Exercise. Where a line contains the word "indian", copy that line.

Exercise input.
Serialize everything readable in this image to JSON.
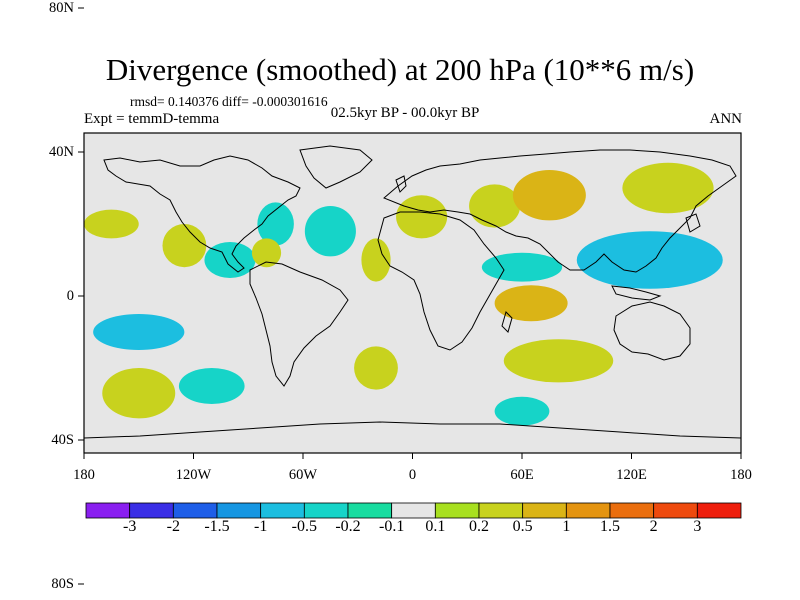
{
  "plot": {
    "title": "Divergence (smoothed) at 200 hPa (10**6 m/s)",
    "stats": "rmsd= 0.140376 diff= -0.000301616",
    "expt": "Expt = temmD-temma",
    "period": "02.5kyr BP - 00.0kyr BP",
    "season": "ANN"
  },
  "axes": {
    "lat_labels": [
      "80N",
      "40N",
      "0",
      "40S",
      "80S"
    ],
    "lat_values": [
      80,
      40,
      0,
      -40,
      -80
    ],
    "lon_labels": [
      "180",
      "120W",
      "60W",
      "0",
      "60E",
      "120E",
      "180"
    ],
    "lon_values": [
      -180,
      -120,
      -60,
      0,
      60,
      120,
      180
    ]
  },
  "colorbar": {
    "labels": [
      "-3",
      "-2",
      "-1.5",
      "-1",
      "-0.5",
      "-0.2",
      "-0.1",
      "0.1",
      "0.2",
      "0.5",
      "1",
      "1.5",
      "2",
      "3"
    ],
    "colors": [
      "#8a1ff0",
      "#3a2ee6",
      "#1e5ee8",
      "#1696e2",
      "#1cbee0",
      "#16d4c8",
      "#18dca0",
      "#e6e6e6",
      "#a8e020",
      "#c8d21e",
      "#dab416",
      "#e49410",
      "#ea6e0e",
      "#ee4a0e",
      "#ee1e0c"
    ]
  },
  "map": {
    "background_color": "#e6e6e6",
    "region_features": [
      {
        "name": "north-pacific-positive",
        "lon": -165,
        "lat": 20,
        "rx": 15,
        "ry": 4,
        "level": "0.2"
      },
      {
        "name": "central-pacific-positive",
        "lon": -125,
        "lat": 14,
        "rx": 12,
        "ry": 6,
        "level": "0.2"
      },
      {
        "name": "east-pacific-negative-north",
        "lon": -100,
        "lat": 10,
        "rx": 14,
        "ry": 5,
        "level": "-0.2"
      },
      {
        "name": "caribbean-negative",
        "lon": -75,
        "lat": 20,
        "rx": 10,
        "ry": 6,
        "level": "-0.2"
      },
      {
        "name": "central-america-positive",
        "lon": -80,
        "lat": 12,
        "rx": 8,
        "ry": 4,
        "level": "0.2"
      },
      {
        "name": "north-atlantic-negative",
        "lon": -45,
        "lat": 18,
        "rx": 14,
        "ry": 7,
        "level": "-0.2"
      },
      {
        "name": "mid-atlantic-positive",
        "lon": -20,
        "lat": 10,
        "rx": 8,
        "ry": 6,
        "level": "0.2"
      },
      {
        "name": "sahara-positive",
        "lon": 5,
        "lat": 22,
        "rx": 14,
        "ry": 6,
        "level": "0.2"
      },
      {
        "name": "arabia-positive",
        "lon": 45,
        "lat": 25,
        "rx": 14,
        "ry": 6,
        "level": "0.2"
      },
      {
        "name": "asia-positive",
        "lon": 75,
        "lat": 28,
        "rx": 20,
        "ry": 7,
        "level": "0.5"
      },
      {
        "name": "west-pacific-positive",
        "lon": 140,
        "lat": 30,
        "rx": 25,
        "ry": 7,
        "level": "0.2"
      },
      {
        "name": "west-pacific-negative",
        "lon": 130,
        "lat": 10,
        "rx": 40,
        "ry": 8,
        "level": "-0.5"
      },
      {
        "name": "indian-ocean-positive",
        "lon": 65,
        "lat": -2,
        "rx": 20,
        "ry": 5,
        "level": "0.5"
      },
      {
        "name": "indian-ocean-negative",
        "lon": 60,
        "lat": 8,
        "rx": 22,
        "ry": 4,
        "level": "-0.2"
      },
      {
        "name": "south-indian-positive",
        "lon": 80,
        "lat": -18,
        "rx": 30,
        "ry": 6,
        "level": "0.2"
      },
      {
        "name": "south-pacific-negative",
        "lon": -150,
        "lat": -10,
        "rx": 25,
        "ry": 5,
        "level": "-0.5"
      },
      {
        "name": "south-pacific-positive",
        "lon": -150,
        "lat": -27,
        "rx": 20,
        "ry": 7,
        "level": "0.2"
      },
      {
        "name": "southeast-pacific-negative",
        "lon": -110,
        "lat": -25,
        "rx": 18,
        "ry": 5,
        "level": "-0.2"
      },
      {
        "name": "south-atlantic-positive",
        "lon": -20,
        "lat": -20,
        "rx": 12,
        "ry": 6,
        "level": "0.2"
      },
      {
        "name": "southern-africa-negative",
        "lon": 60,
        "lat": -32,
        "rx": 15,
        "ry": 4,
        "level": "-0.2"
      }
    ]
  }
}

==

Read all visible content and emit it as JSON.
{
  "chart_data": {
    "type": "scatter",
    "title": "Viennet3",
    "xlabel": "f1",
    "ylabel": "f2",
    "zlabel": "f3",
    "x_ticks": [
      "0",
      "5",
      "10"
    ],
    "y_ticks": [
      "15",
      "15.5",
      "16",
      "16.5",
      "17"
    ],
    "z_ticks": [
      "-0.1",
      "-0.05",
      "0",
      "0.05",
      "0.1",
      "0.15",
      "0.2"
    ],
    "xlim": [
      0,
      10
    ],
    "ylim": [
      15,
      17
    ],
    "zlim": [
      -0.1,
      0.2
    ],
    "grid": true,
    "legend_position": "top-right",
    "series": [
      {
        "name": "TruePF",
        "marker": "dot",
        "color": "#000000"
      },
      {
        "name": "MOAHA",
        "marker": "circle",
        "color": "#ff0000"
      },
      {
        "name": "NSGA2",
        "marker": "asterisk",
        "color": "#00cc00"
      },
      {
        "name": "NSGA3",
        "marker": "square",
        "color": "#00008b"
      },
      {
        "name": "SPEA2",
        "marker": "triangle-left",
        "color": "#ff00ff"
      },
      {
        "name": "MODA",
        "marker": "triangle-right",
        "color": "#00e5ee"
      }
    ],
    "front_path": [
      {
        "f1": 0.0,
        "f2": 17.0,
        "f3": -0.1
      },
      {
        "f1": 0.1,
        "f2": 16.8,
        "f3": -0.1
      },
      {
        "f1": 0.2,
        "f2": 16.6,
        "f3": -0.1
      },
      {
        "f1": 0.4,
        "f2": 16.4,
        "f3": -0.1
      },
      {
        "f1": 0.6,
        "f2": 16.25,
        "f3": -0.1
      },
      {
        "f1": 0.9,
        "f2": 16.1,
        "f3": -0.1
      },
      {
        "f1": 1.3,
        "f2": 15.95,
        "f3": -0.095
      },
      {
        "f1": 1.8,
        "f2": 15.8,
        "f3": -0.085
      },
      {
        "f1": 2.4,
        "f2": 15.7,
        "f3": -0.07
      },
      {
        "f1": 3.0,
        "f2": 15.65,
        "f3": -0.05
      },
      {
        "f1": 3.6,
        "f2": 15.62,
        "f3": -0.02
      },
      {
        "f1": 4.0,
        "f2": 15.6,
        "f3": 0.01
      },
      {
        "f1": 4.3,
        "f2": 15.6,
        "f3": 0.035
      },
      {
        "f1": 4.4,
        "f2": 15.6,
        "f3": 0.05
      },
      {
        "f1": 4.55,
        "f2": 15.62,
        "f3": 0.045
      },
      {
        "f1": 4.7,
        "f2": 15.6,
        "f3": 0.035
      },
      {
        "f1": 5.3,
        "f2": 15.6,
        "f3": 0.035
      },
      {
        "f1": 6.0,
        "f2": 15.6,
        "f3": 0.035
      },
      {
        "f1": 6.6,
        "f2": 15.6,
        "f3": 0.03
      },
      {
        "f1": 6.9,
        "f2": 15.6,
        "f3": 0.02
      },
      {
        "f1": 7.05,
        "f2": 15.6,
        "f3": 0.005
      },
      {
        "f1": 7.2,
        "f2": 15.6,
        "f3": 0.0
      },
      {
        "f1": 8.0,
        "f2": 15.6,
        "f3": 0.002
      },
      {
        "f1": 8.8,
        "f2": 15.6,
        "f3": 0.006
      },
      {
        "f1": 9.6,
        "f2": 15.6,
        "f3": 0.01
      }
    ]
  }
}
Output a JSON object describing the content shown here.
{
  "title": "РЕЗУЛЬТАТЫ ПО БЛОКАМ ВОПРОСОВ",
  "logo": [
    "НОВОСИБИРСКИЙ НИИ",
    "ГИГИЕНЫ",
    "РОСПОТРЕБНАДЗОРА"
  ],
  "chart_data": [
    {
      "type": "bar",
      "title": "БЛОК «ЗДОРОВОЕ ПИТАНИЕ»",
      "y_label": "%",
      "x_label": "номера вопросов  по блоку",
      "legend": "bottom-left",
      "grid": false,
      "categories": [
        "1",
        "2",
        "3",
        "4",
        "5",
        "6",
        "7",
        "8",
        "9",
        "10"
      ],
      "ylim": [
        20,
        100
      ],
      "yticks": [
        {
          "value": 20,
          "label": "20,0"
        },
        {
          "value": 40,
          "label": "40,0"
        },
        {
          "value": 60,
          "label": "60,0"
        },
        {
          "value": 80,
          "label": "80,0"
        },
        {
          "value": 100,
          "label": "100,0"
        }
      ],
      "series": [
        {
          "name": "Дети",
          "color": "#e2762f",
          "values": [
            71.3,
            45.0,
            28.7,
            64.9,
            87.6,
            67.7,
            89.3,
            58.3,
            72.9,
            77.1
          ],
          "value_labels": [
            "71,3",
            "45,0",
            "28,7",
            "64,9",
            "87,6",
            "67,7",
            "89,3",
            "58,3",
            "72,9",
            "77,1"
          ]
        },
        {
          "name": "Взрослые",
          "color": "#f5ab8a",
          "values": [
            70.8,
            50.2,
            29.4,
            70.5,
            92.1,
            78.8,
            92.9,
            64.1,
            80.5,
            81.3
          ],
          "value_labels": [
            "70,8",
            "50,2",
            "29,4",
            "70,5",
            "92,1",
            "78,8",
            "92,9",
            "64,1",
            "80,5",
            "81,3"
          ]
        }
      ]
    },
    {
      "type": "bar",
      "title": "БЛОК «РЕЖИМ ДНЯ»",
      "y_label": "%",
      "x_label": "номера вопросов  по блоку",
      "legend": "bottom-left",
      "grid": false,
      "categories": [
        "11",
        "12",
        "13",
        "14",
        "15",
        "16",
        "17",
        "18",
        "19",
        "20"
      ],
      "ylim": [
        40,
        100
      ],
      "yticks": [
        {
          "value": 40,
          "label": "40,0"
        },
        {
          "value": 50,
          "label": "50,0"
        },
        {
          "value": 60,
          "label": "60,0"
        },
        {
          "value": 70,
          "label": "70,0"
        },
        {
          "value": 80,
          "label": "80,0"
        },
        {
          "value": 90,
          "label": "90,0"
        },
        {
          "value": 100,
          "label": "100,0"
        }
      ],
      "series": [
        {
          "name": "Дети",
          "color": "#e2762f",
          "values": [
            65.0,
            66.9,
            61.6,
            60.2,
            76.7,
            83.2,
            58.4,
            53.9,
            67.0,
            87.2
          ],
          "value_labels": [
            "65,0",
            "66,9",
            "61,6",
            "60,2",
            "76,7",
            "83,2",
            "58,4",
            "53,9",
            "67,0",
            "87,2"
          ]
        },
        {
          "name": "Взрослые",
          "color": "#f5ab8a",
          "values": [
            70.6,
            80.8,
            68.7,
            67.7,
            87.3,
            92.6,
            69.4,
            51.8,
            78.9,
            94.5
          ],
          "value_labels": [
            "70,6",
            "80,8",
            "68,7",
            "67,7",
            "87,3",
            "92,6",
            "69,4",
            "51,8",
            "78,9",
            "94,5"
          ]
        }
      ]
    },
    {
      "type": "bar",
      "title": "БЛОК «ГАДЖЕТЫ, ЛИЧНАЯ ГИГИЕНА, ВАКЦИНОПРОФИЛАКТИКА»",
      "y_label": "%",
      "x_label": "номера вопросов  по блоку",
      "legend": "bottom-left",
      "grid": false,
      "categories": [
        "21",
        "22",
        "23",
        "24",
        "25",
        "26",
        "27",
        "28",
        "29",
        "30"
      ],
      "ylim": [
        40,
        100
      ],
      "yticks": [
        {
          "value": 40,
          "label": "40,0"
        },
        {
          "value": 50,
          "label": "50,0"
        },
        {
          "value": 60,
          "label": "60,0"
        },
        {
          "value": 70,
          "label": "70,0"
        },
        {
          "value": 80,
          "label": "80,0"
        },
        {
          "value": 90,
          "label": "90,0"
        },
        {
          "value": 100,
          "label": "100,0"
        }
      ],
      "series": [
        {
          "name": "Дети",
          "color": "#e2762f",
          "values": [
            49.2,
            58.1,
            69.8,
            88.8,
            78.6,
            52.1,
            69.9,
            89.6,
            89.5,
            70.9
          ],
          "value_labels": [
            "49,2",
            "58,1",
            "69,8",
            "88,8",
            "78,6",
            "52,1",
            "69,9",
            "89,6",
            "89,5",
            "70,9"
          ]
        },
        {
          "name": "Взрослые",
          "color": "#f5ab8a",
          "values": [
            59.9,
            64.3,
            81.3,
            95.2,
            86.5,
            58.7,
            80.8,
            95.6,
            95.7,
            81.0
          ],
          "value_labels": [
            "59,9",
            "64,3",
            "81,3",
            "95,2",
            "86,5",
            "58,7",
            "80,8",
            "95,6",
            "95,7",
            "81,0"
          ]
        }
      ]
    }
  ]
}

--

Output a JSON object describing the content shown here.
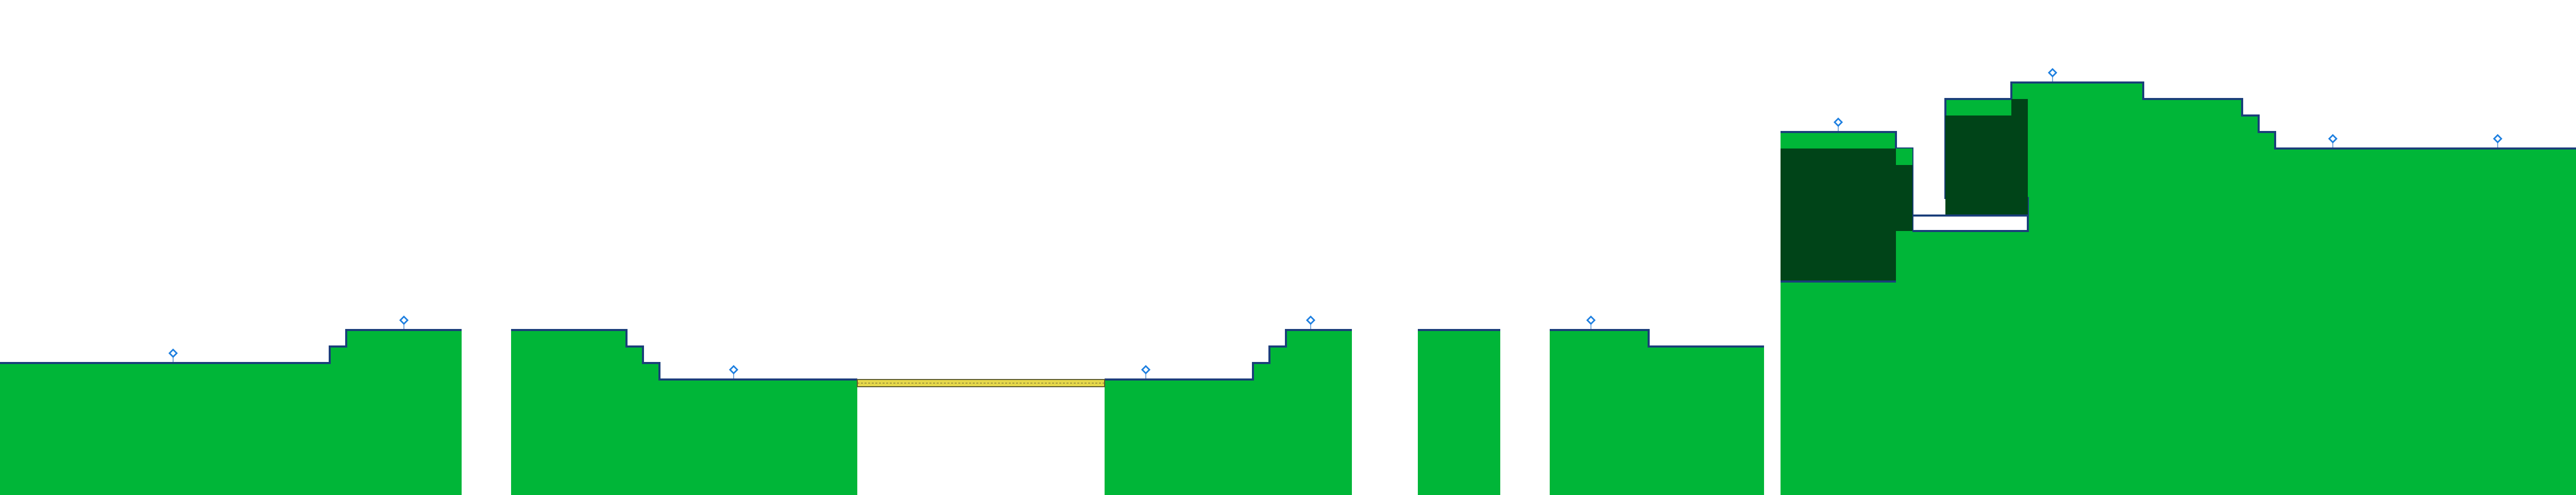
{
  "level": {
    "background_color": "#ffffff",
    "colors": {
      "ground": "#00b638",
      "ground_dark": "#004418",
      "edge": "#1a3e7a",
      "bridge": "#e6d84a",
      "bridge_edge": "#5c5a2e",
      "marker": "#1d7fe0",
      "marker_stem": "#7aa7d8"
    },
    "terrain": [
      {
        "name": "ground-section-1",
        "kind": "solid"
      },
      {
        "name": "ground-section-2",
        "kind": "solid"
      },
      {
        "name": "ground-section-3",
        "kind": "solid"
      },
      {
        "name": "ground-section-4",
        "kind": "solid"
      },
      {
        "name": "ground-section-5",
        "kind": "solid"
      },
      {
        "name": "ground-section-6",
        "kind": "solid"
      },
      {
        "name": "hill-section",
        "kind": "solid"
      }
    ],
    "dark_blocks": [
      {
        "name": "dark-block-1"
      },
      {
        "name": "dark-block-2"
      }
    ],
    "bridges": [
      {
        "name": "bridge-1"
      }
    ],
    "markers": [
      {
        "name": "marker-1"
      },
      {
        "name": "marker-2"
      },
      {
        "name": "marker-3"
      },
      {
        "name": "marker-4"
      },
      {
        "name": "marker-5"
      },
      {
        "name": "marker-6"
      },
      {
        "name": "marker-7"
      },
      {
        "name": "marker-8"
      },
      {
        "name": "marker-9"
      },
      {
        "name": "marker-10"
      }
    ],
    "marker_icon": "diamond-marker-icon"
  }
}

Reply to the exercise.
        "name": "indian-ocean-positive",
        "name": "indian-ocean-negative",
        "name": "south-indian-positive",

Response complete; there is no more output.